*EXERCISE OBJECTIVE*
Are you able to quote each entry exactly as written?
**** DATA IN THIS EXERCISE
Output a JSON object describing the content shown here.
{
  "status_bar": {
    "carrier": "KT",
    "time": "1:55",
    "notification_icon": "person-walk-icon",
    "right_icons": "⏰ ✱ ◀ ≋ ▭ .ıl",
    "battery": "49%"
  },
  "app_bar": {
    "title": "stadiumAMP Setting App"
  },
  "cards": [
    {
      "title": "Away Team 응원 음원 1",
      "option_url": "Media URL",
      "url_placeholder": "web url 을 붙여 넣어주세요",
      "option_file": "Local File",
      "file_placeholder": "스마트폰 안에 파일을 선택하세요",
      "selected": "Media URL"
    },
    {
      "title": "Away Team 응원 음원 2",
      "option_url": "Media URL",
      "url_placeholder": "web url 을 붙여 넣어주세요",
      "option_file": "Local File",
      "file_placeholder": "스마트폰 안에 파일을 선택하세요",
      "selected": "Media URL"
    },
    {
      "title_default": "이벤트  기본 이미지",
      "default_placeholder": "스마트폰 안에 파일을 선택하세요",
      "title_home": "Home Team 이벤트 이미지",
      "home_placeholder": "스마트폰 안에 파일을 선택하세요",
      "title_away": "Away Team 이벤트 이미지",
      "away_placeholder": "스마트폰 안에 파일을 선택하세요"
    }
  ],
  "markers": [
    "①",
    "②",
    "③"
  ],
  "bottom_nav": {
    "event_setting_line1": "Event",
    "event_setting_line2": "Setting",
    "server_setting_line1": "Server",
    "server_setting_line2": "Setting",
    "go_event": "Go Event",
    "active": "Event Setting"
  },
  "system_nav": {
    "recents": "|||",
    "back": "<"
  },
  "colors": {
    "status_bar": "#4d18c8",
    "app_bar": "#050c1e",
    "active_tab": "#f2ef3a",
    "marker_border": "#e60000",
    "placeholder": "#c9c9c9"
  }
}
********
*SOLUTION FOR THIS EXERCISE*
Output a JSON object describing the content shown here.
{
  "status_bar": {
    "carrier": "KT",
    "time": "1:55",
    "notification_icon": "person-walk-icon",
    "right_icons": "⏰ ✱ ◀ ≋ ▭ .ıl",
    "battery": "49%"
  },
  "app_bar": {
    "title": "stadiumAMP Setting App"
  },
  "cards": [
    {
      "title": "Away Team 응원 음원 1",
      "option_url": "Media URL",
      "url_placeholder": "web url 을 붙여 넣어주세요",
      "option_file": "Local File",
      "file_placeholder": "스마트폰 안에 파일을 선택하세요",
      "selected": "Media URL"
    },
    {
      "title": "Away Team 응원 음원 2",
      "option_url": "Media URL",
      "url_placeholder": "web url 을 붙여 넣어주세요",
      "option_file": "Local File",
      "file_placeholder": "스마트폰 안에 파일을 선택하세요",
      "selected": "Media URL"
    },
    {
      "title_default": "이벤트  기본 이미지",
      "default_placeholder": "스마트폰 안에 파일을 선택하세요",
      "title_home": "Home Team 이벤트 이미지",
      "home_placeholder": "스마트폰 안에 파일을 선택하세요",
      "title_away": "Away Team 이벤트 이미지",
      "away_placeholder": "스마트폰 안에 파일을 선택하세요"
    }
  ],
  "markers": [
    "①",
    "②",
    "③"
  ],
  "bottom_nav": {
    "event_setting_line1": "Event",
    "event_setting_line2": "Setting",
    "server_setting_line1": "Server",
    "server_setting_line2": "Setting",
    "go_event": "Go Event",
    "active": "Event Setting"
  },
  "system_nav": {
    "recents": "|||",
    "back": "<"
  },
  "colors": {
    "status_bar": "#4d18c8",
    "app_bar": "#050c1e",
    "active_tab": "#f2ef3a",
    "marker_border": "#e60000",
    "placeholder": "#c9c9c9"
  }
}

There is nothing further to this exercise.